• [WORK TO DO]: Your task is to copy every line of the entries that contains "screenshot".

·····

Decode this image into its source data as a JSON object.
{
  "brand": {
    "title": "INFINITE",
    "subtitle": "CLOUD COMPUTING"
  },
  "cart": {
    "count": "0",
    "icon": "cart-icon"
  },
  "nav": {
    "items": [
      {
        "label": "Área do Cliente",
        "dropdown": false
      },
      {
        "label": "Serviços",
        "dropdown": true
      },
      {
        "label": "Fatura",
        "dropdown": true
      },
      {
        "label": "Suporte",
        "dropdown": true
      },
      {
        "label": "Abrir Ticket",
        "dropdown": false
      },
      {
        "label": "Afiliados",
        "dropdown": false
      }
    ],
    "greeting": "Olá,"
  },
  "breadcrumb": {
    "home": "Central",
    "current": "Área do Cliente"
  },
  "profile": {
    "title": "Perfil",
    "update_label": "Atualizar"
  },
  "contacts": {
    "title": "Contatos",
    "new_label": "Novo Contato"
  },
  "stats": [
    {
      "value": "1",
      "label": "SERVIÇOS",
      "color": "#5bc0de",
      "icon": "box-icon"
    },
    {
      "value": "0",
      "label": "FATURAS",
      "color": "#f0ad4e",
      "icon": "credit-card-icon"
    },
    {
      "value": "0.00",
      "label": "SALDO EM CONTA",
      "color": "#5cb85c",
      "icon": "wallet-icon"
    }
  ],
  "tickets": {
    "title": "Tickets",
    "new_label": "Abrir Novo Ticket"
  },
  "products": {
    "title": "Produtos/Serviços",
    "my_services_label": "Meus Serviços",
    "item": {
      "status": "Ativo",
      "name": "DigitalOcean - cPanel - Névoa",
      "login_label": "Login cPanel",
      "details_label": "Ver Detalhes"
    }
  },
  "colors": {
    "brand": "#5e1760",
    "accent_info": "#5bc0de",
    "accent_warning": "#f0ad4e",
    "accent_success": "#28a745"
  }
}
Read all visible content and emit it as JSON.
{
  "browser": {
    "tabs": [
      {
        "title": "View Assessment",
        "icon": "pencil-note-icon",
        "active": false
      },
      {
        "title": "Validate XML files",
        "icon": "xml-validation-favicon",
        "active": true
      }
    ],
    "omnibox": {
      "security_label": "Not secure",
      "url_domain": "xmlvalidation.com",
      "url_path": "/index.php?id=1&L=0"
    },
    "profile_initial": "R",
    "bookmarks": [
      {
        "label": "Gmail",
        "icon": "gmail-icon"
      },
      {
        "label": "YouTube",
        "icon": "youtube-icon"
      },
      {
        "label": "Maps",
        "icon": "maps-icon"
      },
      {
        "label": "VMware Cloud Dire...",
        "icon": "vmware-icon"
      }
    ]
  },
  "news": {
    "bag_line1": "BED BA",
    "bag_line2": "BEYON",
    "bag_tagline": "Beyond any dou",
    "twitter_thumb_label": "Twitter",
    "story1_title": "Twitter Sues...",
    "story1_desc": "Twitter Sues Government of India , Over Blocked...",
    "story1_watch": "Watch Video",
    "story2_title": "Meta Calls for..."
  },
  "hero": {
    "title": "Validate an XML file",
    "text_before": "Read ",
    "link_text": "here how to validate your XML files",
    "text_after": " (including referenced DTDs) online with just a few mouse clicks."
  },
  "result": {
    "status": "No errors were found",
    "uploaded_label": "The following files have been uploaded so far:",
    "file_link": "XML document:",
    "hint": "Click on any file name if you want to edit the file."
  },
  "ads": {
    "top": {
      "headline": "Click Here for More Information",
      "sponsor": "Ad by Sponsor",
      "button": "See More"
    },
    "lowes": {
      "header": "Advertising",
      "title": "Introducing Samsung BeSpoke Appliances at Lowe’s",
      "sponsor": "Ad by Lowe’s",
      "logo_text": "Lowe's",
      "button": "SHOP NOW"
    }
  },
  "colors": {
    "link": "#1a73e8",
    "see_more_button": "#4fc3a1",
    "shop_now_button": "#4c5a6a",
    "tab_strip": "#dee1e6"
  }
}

·····

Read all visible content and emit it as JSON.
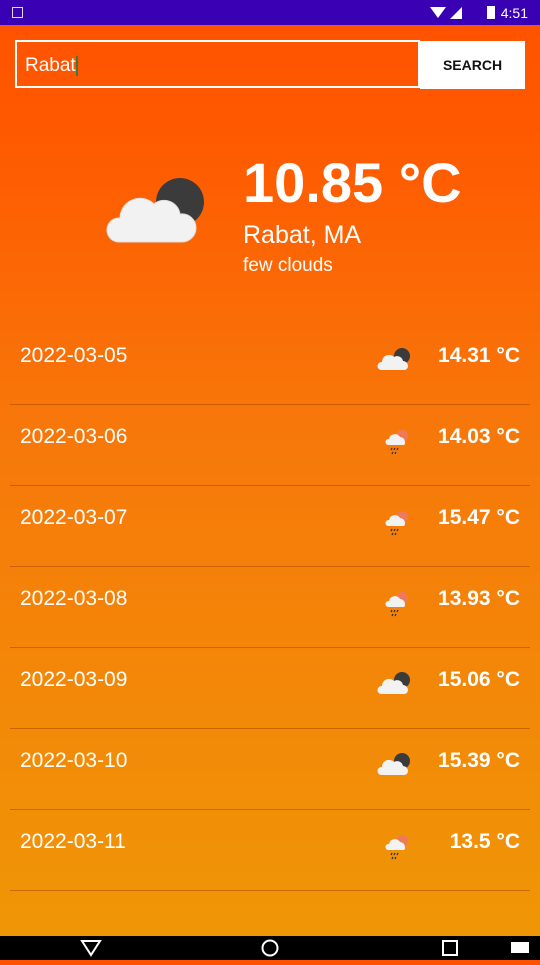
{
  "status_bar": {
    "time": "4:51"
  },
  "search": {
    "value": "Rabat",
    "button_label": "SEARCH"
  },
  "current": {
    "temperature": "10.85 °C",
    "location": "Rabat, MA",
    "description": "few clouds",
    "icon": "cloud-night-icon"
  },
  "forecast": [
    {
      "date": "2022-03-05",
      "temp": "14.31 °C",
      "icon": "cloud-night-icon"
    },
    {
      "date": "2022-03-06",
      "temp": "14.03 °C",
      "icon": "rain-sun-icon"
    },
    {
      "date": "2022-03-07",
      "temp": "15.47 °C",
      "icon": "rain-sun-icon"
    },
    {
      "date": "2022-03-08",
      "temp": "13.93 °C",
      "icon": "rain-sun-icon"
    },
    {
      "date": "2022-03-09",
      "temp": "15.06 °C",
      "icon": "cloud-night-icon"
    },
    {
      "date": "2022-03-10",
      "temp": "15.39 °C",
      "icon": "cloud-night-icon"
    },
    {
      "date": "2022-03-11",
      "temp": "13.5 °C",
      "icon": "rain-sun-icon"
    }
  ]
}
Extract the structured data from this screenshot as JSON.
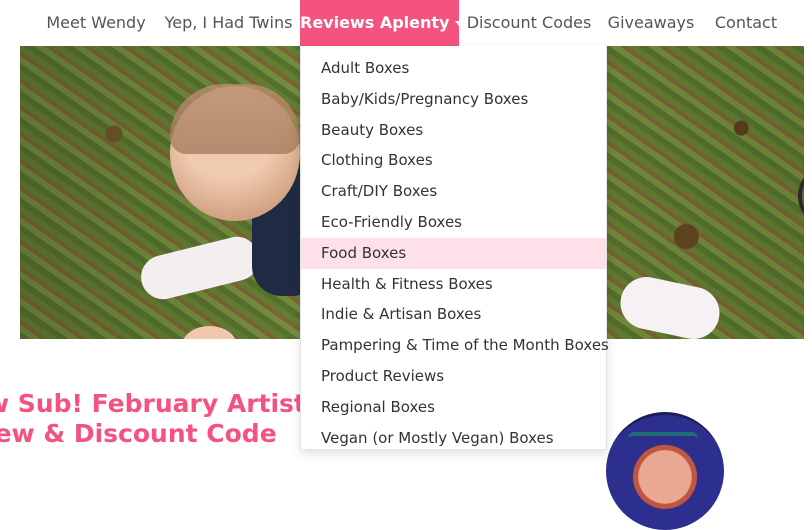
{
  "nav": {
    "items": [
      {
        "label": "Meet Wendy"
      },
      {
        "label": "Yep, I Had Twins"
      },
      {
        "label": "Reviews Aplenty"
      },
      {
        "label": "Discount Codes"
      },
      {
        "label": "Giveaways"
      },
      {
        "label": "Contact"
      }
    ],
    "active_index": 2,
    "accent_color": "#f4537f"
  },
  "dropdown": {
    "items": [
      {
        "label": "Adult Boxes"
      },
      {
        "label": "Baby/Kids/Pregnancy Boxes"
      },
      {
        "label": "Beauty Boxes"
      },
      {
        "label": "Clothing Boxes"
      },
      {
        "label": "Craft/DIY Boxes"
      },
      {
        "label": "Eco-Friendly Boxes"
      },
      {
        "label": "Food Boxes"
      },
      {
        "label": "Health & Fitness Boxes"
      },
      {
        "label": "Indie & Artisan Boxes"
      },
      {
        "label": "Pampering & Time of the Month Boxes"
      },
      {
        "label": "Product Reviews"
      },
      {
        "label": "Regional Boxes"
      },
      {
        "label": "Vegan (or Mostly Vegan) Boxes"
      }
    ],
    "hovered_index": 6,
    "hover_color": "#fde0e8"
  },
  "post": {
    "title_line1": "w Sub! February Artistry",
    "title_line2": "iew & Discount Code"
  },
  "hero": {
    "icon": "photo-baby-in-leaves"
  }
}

·····

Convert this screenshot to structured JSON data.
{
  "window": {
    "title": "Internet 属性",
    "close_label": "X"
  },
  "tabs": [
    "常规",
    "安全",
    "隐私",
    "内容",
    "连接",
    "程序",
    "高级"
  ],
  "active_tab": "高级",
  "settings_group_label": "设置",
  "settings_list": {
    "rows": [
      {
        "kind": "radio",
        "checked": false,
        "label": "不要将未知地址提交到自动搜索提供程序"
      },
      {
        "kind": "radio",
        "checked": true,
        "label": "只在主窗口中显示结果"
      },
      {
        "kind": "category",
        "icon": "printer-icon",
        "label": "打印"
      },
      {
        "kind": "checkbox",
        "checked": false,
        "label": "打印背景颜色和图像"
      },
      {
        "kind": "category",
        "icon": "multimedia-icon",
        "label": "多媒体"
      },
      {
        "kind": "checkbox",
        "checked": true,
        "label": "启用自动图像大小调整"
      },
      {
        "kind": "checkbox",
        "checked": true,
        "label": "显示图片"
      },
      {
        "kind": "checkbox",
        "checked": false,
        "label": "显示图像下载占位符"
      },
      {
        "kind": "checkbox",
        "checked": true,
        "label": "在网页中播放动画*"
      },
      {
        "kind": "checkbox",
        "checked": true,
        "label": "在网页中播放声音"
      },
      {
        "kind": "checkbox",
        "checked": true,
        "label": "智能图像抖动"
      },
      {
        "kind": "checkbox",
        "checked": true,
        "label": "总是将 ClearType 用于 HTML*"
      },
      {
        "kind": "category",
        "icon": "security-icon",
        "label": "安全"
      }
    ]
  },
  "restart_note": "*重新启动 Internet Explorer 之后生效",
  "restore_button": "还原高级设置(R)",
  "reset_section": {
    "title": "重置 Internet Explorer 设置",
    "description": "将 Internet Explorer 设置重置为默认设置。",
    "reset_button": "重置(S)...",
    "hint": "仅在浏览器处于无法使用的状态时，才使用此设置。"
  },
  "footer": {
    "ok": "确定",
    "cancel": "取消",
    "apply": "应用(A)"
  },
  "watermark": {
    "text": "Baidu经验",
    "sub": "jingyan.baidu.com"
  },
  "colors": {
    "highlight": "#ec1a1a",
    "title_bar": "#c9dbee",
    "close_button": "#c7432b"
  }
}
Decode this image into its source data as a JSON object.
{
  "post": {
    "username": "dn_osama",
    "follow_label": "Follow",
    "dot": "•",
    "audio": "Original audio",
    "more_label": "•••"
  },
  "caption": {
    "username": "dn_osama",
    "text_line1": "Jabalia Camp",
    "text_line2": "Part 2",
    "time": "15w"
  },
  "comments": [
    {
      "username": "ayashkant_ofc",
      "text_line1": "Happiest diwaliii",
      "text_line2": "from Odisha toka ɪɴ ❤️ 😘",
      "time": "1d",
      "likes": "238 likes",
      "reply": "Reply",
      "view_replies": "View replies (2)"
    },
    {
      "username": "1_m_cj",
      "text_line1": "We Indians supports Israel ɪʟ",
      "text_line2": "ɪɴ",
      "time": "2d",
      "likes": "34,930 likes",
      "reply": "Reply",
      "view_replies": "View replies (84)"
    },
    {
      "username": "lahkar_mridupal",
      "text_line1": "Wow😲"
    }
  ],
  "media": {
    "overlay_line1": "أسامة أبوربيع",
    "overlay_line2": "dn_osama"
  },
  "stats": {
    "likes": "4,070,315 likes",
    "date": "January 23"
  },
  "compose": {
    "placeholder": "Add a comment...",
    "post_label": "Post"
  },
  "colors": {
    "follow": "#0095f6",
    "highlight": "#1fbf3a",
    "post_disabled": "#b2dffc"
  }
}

·····

• [SOLUTION FOR THIS EXERCISE]:
Extract the structured data from this screenshot as JSON.
Convert this screenshot to structured JSON data.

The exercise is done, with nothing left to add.